Problem requirements: Return the passage on UAV use in tidal stream environments in full, word for word.

It is clear from this paper that UAVs and relevant image processing techniques offer an advantageous tool for use within tidal stream environments. This can provide complementary and novel insights to go alongside outputs from conventional survey methods. However, the appropriateness of the tool itself and relevant postprocessing methods must be evaluated on a case-by-case basis. Within tidal stream environments, this must specifically consider potential environmental disturbance, the technological limitations of devices themselves and the trade-off between image processing complexity and survey efficiency.

Supplementary Materials

The following supporting information can be downloaded at: https://www.mdpi.com/article/10.3390/jmse11122298/s1, Table S1: literature examined in relation to multirotor UAV advantages and limitations of use detailing origin, purpose and summary of work, Table S2: literature examined in relation to UAV usage within tidal stream environments detailing origin, purpose, UAV specifications and methodology, image processing techniques and summary of work.

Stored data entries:

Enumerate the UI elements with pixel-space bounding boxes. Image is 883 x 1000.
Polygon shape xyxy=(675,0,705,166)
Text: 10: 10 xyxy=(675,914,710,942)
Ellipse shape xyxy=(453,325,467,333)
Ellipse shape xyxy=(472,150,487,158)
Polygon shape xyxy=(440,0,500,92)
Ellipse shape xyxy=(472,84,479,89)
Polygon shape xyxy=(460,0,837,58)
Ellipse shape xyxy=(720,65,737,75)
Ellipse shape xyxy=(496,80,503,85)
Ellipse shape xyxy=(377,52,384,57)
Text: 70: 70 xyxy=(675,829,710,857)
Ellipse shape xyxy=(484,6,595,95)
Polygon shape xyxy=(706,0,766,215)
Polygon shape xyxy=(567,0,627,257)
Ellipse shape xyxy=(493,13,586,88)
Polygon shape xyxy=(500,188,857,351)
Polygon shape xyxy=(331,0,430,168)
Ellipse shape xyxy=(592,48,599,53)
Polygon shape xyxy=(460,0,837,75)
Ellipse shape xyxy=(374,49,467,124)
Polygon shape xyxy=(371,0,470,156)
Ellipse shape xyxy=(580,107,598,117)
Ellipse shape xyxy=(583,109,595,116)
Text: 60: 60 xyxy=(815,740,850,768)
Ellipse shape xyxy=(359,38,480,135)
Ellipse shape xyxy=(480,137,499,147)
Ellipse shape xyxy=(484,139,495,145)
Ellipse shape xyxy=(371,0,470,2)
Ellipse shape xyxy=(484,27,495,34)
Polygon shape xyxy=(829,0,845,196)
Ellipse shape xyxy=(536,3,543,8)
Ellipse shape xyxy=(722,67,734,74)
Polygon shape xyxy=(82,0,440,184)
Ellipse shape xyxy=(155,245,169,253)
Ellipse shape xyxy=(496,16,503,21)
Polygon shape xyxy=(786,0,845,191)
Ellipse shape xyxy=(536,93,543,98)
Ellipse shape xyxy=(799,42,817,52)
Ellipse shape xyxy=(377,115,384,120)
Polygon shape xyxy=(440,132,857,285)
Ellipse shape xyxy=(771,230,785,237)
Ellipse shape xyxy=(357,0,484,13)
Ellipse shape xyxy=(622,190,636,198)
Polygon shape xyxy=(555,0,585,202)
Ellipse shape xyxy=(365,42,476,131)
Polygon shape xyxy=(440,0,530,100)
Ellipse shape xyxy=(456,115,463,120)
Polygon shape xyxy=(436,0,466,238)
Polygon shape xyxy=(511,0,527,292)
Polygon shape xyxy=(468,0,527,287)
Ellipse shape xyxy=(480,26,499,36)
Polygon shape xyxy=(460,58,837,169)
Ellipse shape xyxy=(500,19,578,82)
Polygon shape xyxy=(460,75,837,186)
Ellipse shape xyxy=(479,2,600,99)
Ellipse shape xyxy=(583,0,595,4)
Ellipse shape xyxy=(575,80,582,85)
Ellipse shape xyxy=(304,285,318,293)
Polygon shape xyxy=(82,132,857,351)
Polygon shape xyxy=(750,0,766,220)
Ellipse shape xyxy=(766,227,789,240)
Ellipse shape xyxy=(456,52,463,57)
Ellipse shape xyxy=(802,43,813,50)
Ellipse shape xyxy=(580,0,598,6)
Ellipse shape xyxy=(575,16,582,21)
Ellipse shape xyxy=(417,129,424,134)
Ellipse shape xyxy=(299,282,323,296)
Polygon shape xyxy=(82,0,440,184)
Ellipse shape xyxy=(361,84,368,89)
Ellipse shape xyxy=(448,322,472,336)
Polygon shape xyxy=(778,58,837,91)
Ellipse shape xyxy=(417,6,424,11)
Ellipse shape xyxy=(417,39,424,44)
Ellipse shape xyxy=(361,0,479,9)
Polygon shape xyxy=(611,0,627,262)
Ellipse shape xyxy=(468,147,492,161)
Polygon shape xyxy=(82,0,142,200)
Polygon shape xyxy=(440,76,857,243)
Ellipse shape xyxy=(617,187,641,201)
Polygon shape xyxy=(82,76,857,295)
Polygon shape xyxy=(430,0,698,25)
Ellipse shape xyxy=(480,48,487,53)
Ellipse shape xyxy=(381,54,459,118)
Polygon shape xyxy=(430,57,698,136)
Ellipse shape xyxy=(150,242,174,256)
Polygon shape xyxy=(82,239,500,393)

Solution for this exercise:
It is clear from this paper that UAVs and relevant image processing techniques offer an advantageous tool for use within tidal stream environments. This can provide complementary and novel insights to go alongside outputs from conventional survey methods. However, the appropriateness of the tool itself and relevant postprocessing methods must be evaluated on a case-by-case basis. Within tidal stream environments, this must specifically consider potential environmental disturbance, the technological limitations of devices themselves and the trade-off between image processing complexity and survey efficiency.

Supplementary Materials

The following supporting information can be downloaded at: https://www.mdpi.com/article/10.3390/jmse11122298/s1, Table S1: literature examined in relation to multirotor UAV advantages and limitations of use detailing origin, purpose and summary of work, Table S2: literature examined in relation to UAV usage within tidal stream environments detailing origin, purpose, UAV specifications and methodology, image processing techniques and summary of work.